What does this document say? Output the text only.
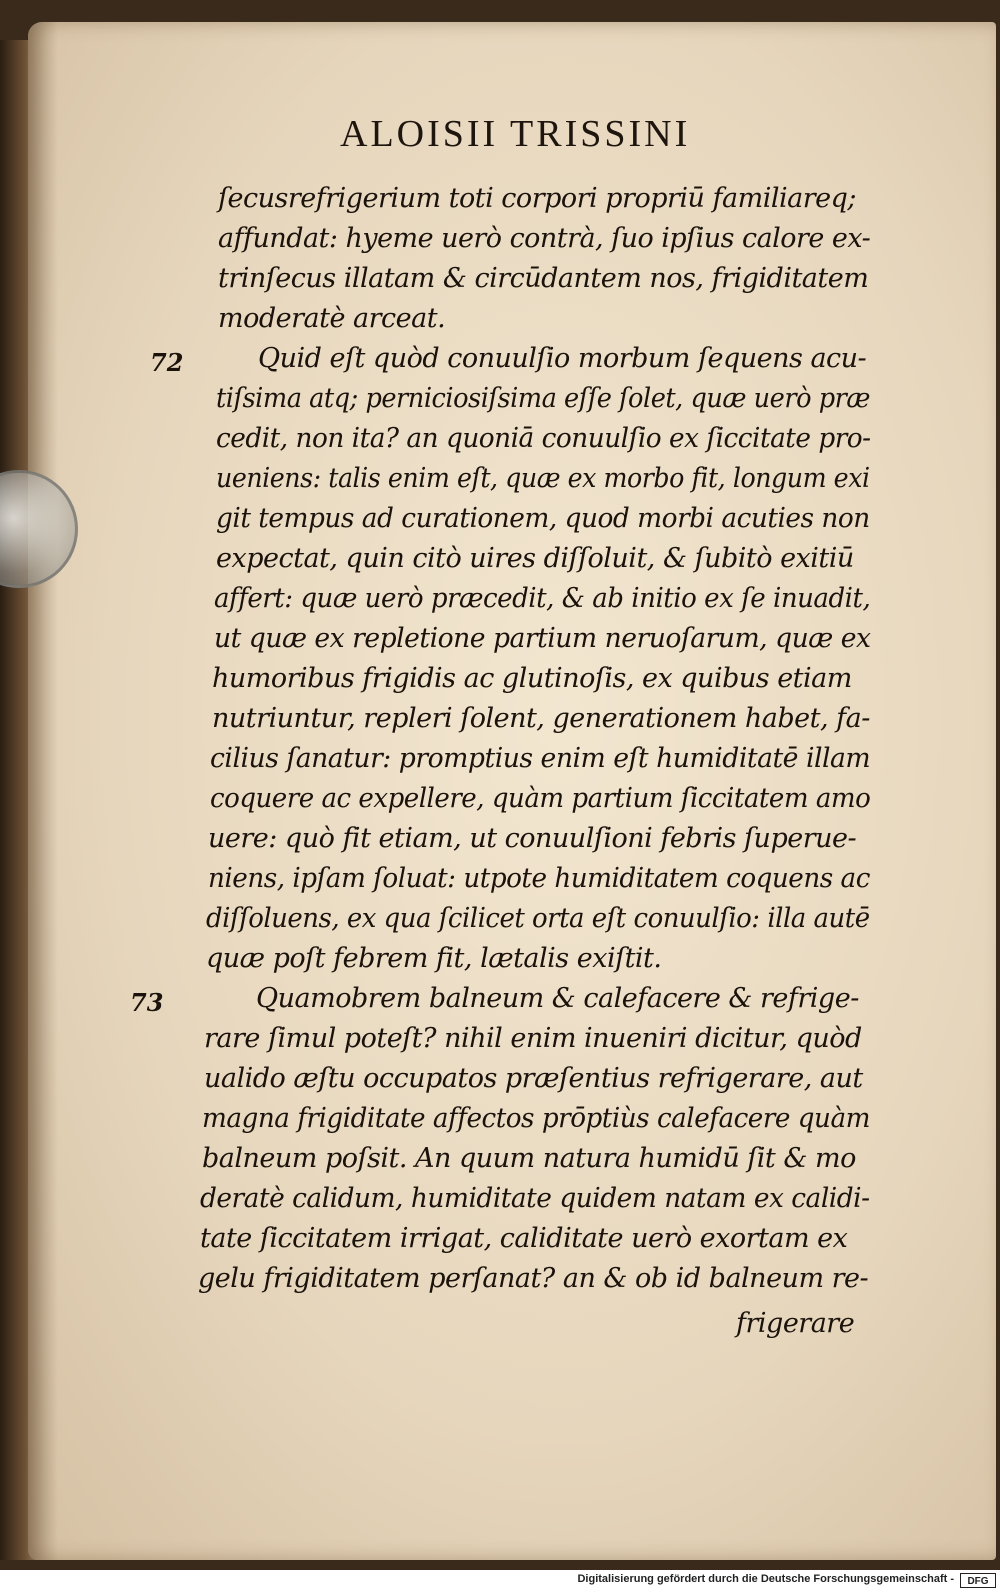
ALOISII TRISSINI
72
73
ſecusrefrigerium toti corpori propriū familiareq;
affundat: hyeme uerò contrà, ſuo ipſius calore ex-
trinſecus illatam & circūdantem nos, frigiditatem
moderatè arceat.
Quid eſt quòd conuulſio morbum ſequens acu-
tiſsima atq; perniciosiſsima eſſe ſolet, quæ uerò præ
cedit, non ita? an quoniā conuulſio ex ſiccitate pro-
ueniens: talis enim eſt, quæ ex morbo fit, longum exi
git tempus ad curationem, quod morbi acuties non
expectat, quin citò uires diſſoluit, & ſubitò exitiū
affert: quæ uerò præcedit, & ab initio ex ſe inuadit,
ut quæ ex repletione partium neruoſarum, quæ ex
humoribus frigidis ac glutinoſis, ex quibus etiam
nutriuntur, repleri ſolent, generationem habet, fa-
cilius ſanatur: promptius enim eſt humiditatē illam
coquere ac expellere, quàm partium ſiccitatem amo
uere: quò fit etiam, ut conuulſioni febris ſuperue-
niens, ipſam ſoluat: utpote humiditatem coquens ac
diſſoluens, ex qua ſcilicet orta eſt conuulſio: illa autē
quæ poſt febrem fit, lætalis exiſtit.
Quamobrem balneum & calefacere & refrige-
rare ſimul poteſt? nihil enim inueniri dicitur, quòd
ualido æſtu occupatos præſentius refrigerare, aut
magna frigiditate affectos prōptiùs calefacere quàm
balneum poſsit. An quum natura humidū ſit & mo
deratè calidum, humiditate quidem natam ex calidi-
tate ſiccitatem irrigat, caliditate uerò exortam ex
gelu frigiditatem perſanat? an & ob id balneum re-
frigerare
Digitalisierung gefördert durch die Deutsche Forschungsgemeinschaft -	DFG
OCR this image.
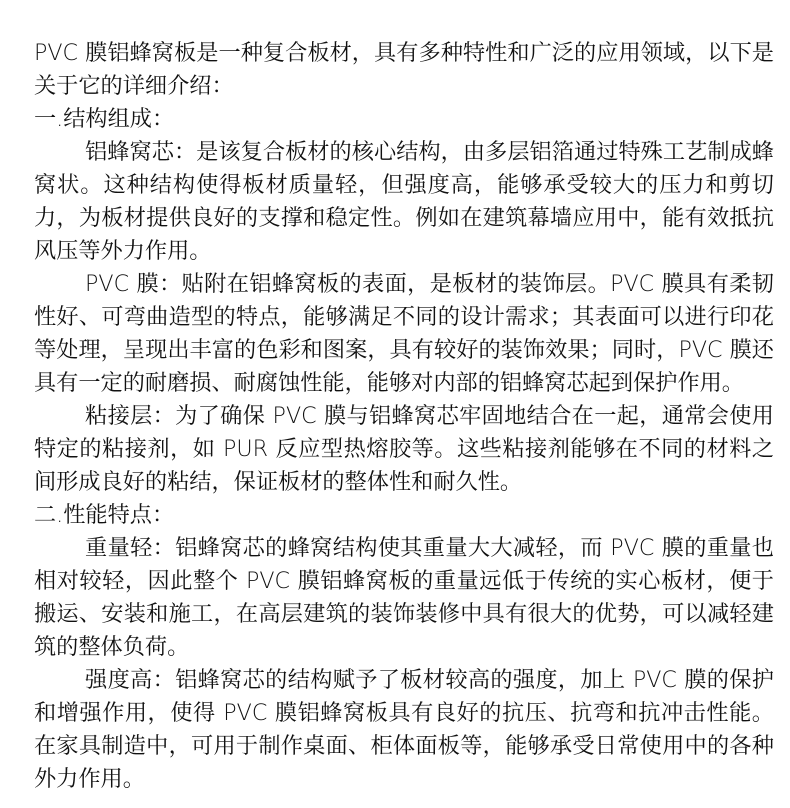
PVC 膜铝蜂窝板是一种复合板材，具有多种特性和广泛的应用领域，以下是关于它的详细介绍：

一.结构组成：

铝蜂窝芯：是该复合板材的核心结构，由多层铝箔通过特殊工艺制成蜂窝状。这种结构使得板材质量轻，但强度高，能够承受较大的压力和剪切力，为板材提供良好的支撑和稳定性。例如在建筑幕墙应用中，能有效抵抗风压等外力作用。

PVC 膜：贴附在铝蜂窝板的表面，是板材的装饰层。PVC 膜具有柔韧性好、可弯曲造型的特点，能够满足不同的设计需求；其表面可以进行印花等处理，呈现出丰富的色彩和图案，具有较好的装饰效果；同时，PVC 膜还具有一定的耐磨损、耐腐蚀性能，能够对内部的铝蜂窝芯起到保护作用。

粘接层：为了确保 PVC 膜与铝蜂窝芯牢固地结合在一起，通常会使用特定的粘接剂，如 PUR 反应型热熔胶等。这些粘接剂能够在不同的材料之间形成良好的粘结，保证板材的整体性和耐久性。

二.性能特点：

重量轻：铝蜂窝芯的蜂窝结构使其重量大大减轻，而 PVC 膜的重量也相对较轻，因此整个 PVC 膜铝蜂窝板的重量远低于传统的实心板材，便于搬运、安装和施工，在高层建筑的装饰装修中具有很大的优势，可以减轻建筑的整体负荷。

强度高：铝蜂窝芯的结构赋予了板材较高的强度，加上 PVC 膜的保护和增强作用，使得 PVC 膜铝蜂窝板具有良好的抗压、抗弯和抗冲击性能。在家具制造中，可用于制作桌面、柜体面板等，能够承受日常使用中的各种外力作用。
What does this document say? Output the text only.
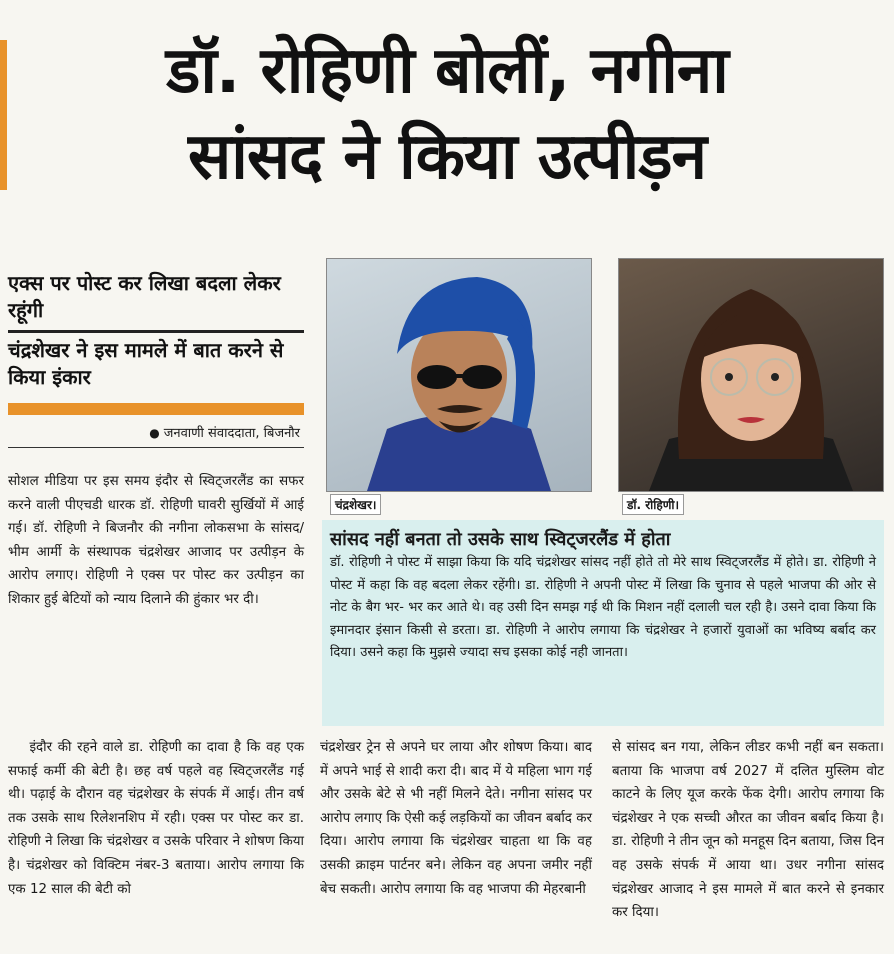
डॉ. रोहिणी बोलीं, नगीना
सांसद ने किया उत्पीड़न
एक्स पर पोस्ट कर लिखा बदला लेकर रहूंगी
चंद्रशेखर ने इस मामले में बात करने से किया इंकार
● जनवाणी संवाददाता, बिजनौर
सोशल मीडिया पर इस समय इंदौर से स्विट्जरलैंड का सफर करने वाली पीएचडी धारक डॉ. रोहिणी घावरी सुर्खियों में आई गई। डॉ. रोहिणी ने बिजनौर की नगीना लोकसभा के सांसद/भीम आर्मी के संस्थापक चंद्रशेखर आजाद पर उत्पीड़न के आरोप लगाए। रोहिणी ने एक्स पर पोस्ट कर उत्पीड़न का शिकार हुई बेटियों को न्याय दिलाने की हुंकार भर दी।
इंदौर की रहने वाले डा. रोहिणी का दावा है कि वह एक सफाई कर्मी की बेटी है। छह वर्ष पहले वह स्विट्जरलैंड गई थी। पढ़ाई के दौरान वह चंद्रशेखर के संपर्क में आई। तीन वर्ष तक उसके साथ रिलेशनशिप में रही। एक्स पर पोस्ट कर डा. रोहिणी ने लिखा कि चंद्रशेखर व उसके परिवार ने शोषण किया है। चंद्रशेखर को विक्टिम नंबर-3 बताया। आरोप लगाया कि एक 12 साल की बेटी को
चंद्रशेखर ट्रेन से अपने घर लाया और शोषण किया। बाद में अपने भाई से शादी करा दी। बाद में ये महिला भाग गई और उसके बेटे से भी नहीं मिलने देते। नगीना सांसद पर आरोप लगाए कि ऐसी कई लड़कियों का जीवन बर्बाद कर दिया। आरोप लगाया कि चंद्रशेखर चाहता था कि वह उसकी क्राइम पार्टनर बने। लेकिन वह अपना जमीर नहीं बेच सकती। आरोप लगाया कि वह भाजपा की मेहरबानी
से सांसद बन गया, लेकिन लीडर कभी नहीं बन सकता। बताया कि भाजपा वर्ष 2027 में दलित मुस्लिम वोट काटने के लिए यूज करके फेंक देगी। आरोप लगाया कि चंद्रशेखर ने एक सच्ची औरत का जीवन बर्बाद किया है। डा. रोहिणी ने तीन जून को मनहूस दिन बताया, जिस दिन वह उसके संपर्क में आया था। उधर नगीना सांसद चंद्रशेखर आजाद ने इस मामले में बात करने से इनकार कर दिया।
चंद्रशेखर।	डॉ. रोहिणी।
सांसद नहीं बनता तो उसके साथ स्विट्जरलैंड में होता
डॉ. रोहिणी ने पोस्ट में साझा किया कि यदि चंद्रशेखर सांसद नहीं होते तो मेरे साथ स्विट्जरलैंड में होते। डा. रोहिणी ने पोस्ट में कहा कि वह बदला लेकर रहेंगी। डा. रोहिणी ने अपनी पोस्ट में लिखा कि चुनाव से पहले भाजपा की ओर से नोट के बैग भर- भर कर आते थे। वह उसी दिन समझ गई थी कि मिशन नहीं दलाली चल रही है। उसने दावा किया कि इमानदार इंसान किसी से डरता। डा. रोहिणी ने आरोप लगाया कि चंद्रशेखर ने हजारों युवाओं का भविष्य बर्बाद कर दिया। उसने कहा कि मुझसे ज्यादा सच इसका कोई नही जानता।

==========

### [Requirement]
Any pictures should be dropped; transcribe the rest of the records above exactly.

### [Solution for this problem]
What does this document say? Output the text only.
ALOISII TRISSINI
72
73
ſecusrefrigerium toti corpori propriū familiareq;
affundat: hyeme uerò contrà, ſuo ipſius calore ex-
trinſecus illatam & circūdantem nos, frigiditatem
moderatè arceat.
Quid eſt quòd conuulſio morbum ſequens acu-
tiſsima atq; perniciosiſsima eſſe ſolet, quæ uerò præ
cedit, non ita? an quoniā conuulſio ex ſiccitate pro-
ueniens: talis enim eſt, quæ ex morbo fit, longum exi
git tempus ad curationem, quod morbi acuties non
expectat, quin citò uires diſſoluit, & ſubitò exitiū
affert: quæ uerò præcedit, & ab initio ex ſe inuadit,
ut quæ ex repletione partium neruoſarum, quæ ex
humoribus frigidis ac glutinoſis, ex quibus etiam
nutriuntur, repleri ſolent, generationem habet, fa-
cilius ſanatur: promptius enim eſt humiditatē illam
coquere ac expellere, quàm partium ſiccitatem amo
uere: quò fit etiam, ut conuulſioni febris ſuperue-
niens, ipſam ſoluat: utpote humiditatem coquens ac
diſſoluens, ex qua ſcilicet orta eſt conuulſio: illa autē
quæ poſt febrem fit, lætalis exiſtit.
Quamobrem balneum & calefacere & refrige-
rare ſimul poteſt? nihil enim inueniri dicitur, quòd
ualido æſtu occupatos præſentius refrigerare, aut
magna frigiditate affectos prōptiùs calefacere quàm
balneum poſsit. An quum natura humidū ſit & mo
deratè calidum, humiditate quidem natam ex calidi-
tate ſiccitatem irrigat, caliditate uerò exortam ex
gelu frigiditatem perſanat? an & ob id balneum re-
frigerare
Digitalisierung gefördert durch die Deutsche Forschungsgemeinschaft -	DFG
OCR this image.
PVC 膜铝蜂窝板是一种复合板材，具有多种特性和广泛的应用领域，以下是关于它的详细介绍：

一.结构组成：

铝蜂窝芯：是该复合板材的核心结构，由多层铝箔通过特殊工艺制成蜂窝状。这种结构使得板材质量轻，但强度高，能够承受较大的压力和剪切力，为板材提供良好的支撑和稳定性。例如在建筑幕墙应用中，能有效抵抗风压等外力作用。

PVC 膜：贴附在铝蜂窝板的表面，是板材的装饰层。PVC 膜具有柔韧性好、可弯曲造型的特点，能够满足不同的设计需求；其表面可以进行印花等处理，呈现出丰富的色彩和图案，具有较好的装饰效果；同时，PVC 膜还具有一定的耐磨损、耐腐蚀性能，能够对内部的铝蜂窝芯起到保护作用。

粘接层：为了确保 PVC 膜与铝蜂窝芯牢固地结合在一起，通常会使用特定的粘接剂，如 PUR 反应型热熔胶等。这些粘接剂能够在不同的材料之间形成良好的粘结，保证板材的整体性和耐久性。

二.性能特点：

重量轻：铝蜂窝芯的蜂窝结构使其重量大大减轻，而 PVC 膜的重量也相对较轻，因此整个 PVC 膜铝蜂窝板的重量远低于传统的实心板材，便于搬运、安装和施工，在高层建筑的装饰装修中具有很大的优势，可以减轻建筑的整体负荷。

强度高：铝蜂窝芯的结构赋予了板材较高的强度，加上 PVC 膜的保护和增强作用，使得 PVC 膜铝蜂窝板具有良好的抗压、抗弯和抗冲击性能。在家具制造中，可用于制作桌面、柜体面板等，能够承受日常使用中的各种外力作用。
What does this document say? Output the text only.
डॉ. रोहिणी बोलीं, नगीना
सांसद ने किया उत्पीड़न
एक्स पर पोस्ट कर लिखा बदला लेकर रहूंगी
चंद्रशेखर ने इस मामले में बात करने से किया इंकार
● जनवाणी संवाददाता, बिजनौर
सोशल मीडिया पर इस समय इंदौर से स्विट्जरलैंड का सफर करने वाली पीएचडी धारक डॉ. रोहिणी घावरी सुर्खियों में आई गई। डॉ. रोहिणी ने बिजनौर की नगीना लोकसभा के सांसद/भीम आर्मी के संस्थापक चंद्रशेखर आजाद पर उत्पीड़न के आरोप लगाए। रोहिणी ने एक्स पर पोस्ट कर उत्पीड़न का शिकार हुई बेटियों को न्याय दिलाने की हुंकार भर दी।
इंदौर की रहने वाले डा. रोहिणी का दावा है कि वह एक सफाई कर्मी की बेटी है। छह वर्ष पहले वह स्विट्जरलैंड गई थी। पढ़ाई के दौरान वह चंद्रशेखर के संपर्क में आई। तीन वर्ष तक उसके साथ रिलेशनशिप में रही। एक्स पर पोस्ट कर डा. रोहिणी ने लिखा कि चंद्रशेखर व उसके परिवार ने शोषण किया है। चंद्रशेखर को विक्टिम नंबर-3 बताया। आरोप लगाया कि एक 12 साल की बेटी को
चंद्रशेखर ट्रेन से अपने घर लाया और शोषण किया। बाद में अपने भाई से शादी करा दी। बाद में ये महिला भाग गई और उसके बेटे से भी नहीं मिलने देते। नगीना सांसद पर आरोप लगाए कि ऐसी कई लड़कियों का जीवन बर्बाद कर दिया। आरोप लगाया कि चंद्रशेखर चाहता था कि वह उसकी क्राइम पार्टनर बने। लेकिन वह अपना जमीर नहीं बेच सकती। आरोप लगाया कि वह भाजपा की मेहरबानी
से सांसद बन गया, लेकिन लीडर कभी नहीं बन सकता। बताया कि भाजपा वर्ष 2027 में दलित मुस्लिम वोट काटने के लिए यूज करके फेंक देगी। आरोप लगाया कि चंद्रशेखर ने एक सच्ची औरत का जीवन बर्बाद किया है। डा. रोहिणी ने तीन जून को मनहूस दिन बताया, जिस दिन वह उसके संपर्क में आया था। उधर नगीना सांसद चंद्रशेखर आजाद ने इस मामले में बात करने से इनकार कर दिया।
चंद्रशेखर।	डॉ. रोहिणी।
सांसद नहीं बनता तो उसके साथ स्विट्जरलैंड में होता
डॉ. रोहिणी ने पोस्ट में साझा किया कि यदि चंद्रशेखर सांसद नहीं होते तो मेरे साथ स्विट्जरलैंड में होते। डा. रोहिणी ने पोस्ट में कहा कि वह बदला लेकर रहेंगी। डा. रोहिणी ने अपनी पोस्ट में लिखा कि चुनाव से पहले भाजपा की ओर से नोट के बैग भर- भर कर आते थे। वह उसी दिन समझ गई थी कि मिशन नहीं दलाली चल रही है। उसने दावा किया कि इमानदार इंसान किसी से डरता। डा. रोहिणी ने आरोप लगाया कि चंद्रशेखर ने हजारों युवाओं का भविष्य बर्बाद कर दिया। उसने कहा कि मुझसे ज्यादा सच इसका कोई नही जानता।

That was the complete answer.